Problem description
Output the material beneath this task exactly, images excluded.

Material for this exercise
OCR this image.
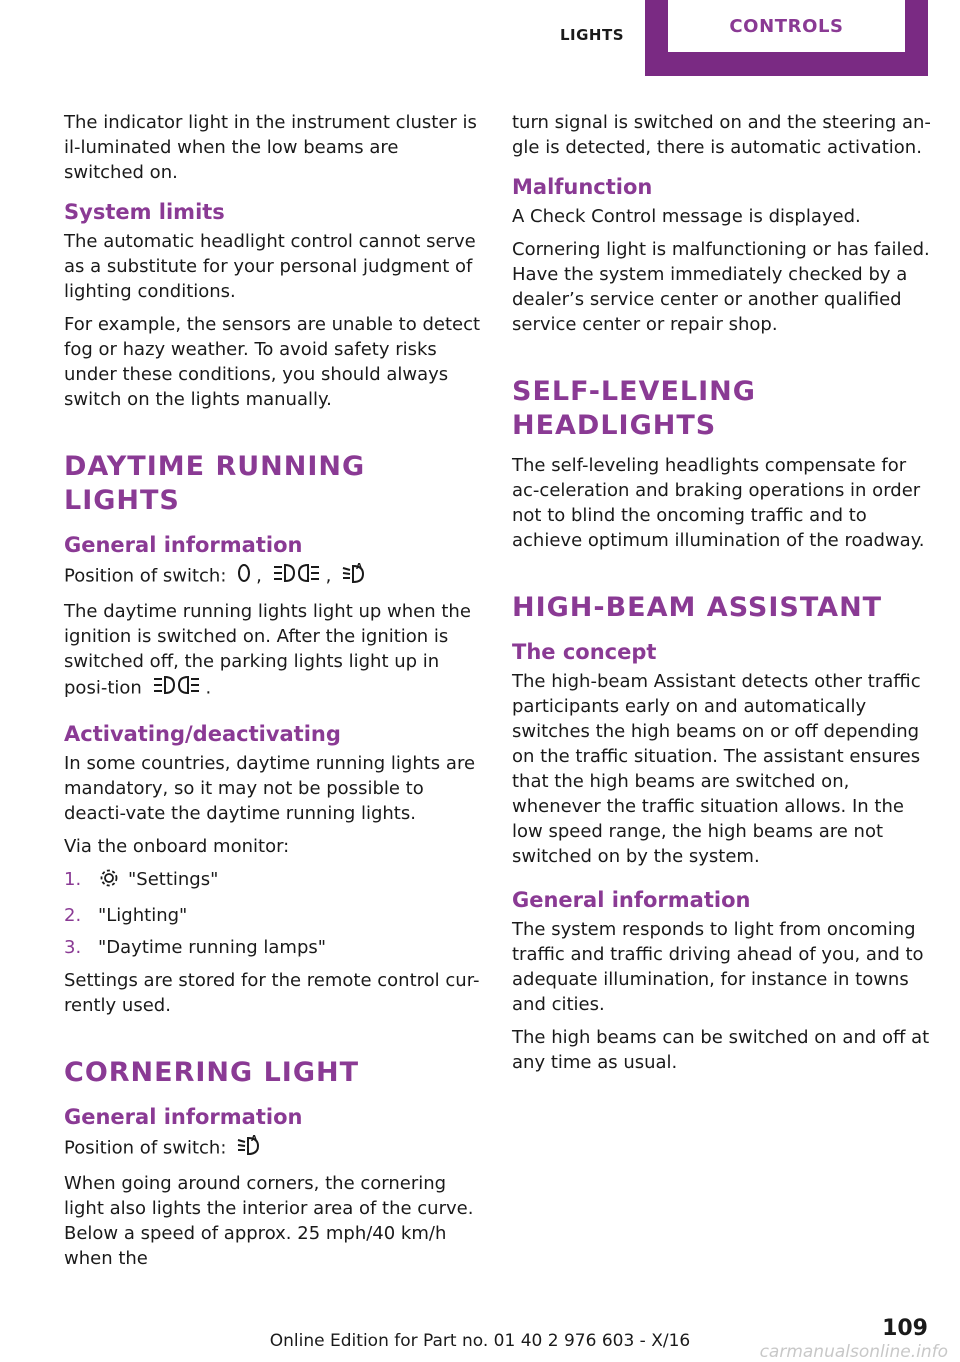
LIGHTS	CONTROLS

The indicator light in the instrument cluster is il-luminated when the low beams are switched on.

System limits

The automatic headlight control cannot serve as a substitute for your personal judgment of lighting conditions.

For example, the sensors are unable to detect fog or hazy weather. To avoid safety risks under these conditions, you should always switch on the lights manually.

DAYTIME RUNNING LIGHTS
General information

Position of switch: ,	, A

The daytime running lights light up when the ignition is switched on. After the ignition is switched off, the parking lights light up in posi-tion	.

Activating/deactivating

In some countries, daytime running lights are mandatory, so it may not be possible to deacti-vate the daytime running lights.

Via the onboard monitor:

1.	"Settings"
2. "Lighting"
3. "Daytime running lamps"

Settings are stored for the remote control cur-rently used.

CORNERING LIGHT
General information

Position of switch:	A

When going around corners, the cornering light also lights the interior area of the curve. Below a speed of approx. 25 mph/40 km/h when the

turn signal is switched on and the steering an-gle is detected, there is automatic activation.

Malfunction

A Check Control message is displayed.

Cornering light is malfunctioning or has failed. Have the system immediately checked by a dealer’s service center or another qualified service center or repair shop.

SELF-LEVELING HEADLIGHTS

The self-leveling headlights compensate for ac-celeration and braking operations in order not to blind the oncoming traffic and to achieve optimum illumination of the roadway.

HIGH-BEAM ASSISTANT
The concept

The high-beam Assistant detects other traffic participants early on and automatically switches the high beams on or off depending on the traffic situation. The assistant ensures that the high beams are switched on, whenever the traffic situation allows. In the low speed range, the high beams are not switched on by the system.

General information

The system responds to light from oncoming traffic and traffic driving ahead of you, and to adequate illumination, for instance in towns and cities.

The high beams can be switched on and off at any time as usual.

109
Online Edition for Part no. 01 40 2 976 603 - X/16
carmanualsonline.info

Output of the task
OCR this image.
LIGHTS	CONTROLS

The indicator light in the instrument cluster is il-luminated when the low beams are switched on.

System limits

The automatic headlight control cannot serve as a substitute for your personal judgment of lighting conditions.

For example, the sensors are unable to detect fog or hazy weather. To avoid safety risks under these conditions, you should always switch on the lights manually.

DAYTIME RUNNING LIGHTS
General information

Position of switch: ,	, A

The daytime running lights light up when the ignition is switched on. After the ignition is switched off, the parking lights light up in posi-tion	.

Activating/deactivating

In some countries, daytime running lights are mandatory, so it may not be possible to deacti-vate the daytime running lights.

Via the onboard monitor:

1.	"Settings"
2. "Lighting"
3. "Daytime running lamps"

Settings are stored for the remote control cur-rently used.

CORNERING LIGHT
General information

Position of switch:	A

When going around corners, the cornering light also lights the interior area of the curve. Below a speed of approx. 25 mph/40 km/h when the

turn signal is switched on and the steering an-gle is detected, there is automatic activation.

Malfunction

A Check Control message is displayed.

Cornering light is malfunctioning or has failed. Have the system immediately checked by a dealer’s service center or another qualified service center or repair shop.

SELF-LEVELING HEADLIGHTS

The self-leveling headlights compensate for ac-celeration and braking operations in order not to blind the oncoming traffic and to achieve optimum illumination of the roadway.

HIGH-BEAM ASSISTANT
The concept

The high-beam Assistant detects other traffic participants early on and automatically switches the high beams on or off depending on the traffic situation. The assistant ensures that the high beams are switched on, whenever the traffic situation allows. In the low speed range, the high beams are not switched on by the system.

General information

The system responds to light from oncoming traffic and traffic driving ahead of you, and to adequate illumination, for instance in towns and cities.

The high beams can be switched on and off at any time as usual.

109
Online Edition for Part no. 01 40 2 976 603 - X/16
carmanualsonline.info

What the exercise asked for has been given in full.